Text segment |
--------
No. 94-623. Argued March 20, 1995—Decided June 19, 1995

After a New York fruit distributor's produce was damaged in transit from

Morocco to Massachusetts aboard respondent vessel, which was owned by respondent Panamanian company and chartered to a Japanese carrier, petitioner insurer paid the distributor's claim, and they both sued respondents under the standard form bill of lading tendered to the distributor by its Moroccan supplier. Respondents moved to stay the action and compel arbitration in Tokyo under the bill of lading's foreign arbitration clause and the Federal Arbitration Act (FAA). The District Court granted the motion, rejecting the argument of petitioner and the distributor that the arbitration clause was unenforceable under the FAA because, inter alia, it violated 3(8) of the Carriage of Goods by Sea Act (COGSA) in that the inconvenience and costs of proceeding in Japan would "lesse[n] . . . liability" in the sense that COGSA prohibits. However, the court certified for interlocutory appeal its ruling to compel arbitration, stating that the controlling question of law was "whether [ 3(8)] nullifies an arbitration clause contained in a bill of lading governed by COGSA." In affirming the order to arbitrate, the First Circuit expressed grave doubt whether a foreign arbitration clause lessened liability under 3(8), but assumed the clause was invalid under COGSA and resolved the conflict between the statutes in the FAA's favor.
--------
Extracted records |

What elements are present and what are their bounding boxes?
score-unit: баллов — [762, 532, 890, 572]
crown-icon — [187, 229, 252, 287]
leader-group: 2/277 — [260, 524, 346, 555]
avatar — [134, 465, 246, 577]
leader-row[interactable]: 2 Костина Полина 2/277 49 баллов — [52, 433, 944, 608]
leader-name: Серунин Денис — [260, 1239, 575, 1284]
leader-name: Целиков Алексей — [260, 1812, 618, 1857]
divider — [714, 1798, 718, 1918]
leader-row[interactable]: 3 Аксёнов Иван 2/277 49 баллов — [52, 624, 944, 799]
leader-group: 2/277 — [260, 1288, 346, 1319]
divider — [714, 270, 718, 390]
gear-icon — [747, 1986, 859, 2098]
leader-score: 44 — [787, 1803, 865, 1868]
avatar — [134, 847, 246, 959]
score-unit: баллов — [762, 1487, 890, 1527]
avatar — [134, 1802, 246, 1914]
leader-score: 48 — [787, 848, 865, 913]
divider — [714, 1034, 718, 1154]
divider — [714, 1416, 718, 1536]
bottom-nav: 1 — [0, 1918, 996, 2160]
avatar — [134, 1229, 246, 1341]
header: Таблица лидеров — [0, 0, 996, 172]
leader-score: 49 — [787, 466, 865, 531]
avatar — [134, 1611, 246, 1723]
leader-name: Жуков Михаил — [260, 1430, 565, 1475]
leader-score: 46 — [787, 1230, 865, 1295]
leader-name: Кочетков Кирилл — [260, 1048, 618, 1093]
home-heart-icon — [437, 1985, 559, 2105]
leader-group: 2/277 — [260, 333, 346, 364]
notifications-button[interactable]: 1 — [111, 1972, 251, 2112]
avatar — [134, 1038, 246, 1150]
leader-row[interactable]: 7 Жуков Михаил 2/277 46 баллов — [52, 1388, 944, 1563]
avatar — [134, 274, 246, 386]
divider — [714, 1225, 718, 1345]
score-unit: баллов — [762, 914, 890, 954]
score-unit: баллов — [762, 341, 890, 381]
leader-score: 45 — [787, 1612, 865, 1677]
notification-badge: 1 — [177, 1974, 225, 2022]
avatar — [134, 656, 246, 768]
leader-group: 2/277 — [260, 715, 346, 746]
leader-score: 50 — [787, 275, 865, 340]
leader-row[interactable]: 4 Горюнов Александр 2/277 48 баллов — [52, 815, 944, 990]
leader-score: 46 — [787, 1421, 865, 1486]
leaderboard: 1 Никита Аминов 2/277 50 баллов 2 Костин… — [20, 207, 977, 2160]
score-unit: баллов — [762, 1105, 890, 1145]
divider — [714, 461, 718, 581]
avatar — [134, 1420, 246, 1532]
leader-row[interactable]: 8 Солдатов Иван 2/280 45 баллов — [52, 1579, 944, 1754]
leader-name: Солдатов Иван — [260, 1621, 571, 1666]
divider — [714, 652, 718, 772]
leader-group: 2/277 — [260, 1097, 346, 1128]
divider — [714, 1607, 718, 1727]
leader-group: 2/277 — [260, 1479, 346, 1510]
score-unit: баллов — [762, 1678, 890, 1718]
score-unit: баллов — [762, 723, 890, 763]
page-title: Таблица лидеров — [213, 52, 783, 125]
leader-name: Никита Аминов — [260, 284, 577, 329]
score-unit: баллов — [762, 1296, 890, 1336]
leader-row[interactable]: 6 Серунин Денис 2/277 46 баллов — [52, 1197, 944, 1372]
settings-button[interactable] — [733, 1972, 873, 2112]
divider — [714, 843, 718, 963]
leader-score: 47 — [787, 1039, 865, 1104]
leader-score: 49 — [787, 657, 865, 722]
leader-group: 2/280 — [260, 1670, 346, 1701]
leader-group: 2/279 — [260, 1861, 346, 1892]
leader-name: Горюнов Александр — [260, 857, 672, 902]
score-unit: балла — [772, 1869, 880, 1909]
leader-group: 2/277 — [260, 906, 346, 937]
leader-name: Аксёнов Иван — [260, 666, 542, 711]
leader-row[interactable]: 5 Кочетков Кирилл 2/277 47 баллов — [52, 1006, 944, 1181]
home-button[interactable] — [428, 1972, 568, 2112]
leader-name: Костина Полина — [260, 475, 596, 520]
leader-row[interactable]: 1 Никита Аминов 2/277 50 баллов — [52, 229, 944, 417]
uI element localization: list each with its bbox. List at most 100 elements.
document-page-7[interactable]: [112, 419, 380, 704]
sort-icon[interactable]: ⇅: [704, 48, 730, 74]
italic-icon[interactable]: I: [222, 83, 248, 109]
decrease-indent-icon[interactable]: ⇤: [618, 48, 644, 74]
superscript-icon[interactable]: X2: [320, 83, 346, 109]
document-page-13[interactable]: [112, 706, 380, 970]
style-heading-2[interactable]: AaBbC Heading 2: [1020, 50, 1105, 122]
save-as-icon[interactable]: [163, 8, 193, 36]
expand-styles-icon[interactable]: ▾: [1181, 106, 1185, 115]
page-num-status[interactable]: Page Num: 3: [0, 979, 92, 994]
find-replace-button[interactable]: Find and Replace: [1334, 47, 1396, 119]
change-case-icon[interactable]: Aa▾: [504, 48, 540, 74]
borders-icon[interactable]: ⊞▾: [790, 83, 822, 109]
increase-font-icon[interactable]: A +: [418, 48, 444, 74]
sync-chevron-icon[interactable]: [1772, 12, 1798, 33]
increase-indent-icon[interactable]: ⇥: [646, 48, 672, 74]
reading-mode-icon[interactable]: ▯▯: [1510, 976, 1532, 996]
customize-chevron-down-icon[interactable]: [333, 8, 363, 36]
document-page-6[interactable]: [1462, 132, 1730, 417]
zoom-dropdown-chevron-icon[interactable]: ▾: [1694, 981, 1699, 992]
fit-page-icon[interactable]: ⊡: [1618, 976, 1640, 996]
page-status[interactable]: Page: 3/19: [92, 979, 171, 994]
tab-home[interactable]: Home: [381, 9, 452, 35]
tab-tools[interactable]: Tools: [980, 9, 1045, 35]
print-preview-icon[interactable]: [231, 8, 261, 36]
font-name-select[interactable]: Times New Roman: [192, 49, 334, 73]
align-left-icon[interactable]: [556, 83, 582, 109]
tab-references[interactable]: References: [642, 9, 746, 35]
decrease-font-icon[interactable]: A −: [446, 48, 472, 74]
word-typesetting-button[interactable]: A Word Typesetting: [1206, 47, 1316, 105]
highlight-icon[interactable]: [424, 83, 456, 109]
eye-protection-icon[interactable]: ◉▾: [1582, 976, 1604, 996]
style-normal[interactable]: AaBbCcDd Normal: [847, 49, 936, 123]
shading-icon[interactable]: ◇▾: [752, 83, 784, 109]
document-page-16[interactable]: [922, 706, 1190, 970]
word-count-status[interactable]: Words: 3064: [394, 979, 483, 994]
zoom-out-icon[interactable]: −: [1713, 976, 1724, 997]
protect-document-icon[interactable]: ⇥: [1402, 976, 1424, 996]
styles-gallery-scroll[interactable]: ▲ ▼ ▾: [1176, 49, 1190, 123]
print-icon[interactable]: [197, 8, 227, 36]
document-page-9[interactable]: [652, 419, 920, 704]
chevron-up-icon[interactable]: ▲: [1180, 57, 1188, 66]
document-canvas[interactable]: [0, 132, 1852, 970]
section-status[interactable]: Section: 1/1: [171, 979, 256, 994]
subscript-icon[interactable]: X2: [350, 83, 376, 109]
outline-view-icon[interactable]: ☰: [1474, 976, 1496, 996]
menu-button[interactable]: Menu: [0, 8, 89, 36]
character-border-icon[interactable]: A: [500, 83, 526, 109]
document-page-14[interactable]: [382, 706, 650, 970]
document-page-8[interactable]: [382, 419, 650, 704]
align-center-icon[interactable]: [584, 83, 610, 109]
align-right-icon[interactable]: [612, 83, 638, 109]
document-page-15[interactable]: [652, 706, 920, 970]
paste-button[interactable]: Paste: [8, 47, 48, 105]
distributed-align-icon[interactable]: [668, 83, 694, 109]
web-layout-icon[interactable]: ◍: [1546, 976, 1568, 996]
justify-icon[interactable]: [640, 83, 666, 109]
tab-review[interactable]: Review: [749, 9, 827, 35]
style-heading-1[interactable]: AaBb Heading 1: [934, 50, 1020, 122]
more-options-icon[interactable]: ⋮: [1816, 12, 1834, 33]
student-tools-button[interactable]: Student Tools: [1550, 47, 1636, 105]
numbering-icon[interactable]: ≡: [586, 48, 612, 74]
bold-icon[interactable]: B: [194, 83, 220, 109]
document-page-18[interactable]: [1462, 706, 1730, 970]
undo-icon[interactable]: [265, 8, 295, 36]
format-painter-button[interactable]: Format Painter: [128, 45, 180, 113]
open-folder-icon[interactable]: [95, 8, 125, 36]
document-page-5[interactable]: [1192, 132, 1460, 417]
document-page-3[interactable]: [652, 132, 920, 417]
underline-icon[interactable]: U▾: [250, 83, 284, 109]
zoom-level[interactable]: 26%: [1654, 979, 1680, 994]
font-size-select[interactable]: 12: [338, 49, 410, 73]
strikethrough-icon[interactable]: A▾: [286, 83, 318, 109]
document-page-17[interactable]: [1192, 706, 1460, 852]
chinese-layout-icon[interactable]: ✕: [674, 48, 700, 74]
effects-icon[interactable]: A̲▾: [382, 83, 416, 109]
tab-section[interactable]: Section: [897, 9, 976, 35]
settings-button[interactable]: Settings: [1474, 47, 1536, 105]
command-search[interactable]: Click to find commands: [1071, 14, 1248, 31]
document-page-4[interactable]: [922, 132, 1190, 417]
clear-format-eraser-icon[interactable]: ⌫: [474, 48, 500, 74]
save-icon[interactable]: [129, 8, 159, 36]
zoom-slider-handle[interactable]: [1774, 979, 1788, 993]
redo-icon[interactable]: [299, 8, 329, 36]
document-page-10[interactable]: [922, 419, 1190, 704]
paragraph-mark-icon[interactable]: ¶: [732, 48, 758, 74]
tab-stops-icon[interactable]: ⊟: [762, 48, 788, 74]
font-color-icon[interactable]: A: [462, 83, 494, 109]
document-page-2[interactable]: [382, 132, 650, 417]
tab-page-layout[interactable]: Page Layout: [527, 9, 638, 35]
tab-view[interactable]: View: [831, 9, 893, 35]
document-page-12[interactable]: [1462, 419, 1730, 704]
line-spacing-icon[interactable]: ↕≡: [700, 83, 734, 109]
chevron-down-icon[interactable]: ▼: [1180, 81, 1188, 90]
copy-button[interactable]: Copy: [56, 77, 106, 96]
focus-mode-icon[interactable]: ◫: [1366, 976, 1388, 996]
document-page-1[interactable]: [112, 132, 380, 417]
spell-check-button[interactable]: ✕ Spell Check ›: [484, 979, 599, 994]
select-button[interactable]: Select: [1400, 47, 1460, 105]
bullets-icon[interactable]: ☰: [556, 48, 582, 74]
--------
The task |
Decide whether each statement agrees with the case summary above. For each one, answer yes or no and quote the words from the summary that settle it.
1. The District Court denied the motion to stay the action and compel arbitration.
2. The vessel was chartered to a Japanese carrier.
3. The First Circuit resolved the conflict between the statutes in COGSA's favor.

Task output |
1. No: "The District Court granted the motion"
2. Yes: "chartered to a Japanese carrier"
3. No: "resolved the conflict between the statutes in the FAA's favor"